**WORK TO COMPLETE:** Sort through the listing below and keep each line with the word "editors". Copy those.

**RECORDS FOR THE EXERCISE:**
=== Begin Enclosure ===
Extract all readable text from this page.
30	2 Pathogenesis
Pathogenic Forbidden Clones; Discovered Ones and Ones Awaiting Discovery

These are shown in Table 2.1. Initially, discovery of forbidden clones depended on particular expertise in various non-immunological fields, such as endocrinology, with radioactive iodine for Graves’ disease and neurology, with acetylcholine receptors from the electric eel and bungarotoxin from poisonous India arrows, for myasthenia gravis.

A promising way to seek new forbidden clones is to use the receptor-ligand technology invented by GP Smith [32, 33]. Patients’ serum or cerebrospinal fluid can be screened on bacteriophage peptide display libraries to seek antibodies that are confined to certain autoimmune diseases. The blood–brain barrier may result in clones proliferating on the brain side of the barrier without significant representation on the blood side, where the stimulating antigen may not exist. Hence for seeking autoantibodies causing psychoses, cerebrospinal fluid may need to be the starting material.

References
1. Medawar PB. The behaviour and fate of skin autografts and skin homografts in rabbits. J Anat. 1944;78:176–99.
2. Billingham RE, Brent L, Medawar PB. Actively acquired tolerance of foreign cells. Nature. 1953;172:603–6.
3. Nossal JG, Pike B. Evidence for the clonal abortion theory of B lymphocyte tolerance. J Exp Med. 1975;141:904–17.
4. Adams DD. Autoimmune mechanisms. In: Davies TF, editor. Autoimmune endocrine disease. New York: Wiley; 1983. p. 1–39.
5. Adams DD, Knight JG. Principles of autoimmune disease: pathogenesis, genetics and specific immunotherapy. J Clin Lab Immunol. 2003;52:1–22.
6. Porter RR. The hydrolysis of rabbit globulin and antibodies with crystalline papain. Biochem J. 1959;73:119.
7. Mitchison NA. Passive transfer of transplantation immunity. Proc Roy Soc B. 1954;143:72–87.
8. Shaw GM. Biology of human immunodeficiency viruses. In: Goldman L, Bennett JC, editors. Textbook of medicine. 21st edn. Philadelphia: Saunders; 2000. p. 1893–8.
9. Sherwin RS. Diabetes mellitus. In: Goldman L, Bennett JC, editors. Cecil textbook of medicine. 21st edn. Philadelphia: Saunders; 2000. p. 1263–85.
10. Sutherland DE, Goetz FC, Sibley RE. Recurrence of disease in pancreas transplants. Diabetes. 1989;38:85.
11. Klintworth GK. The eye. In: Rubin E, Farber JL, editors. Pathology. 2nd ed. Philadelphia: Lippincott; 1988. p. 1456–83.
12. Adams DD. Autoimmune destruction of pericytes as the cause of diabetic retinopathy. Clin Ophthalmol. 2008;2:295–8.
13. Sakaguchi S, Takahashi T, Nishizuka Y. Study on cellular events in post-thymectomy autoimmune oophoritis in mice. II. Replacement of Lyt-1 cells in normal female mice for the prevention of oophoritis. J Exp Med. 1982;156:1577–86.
=== End Enclosure ===
**RESPONSE AREA:**
8. Shaw GM. Biology of human immunodeficiency viruses. In: Goldman L, Bennett JC, editors. Textbook of medicine. 21st edn. Philadelphia: Saunders; 2000. p. 1893–8.
9. Sherwin RS. Diabetes mellitus. In: Goldman L, Bennett JC, editors. Cecil textbook of medicine. 21st edn. Philadelphia: Saunders; 2000. p. 1263–85.
11. Klintworth GK. The eye. In: Rubin E, Farber JL, editors. Pathology. 2nd ed. Philadelphia: Lippincott; 1988. p. 1456–83.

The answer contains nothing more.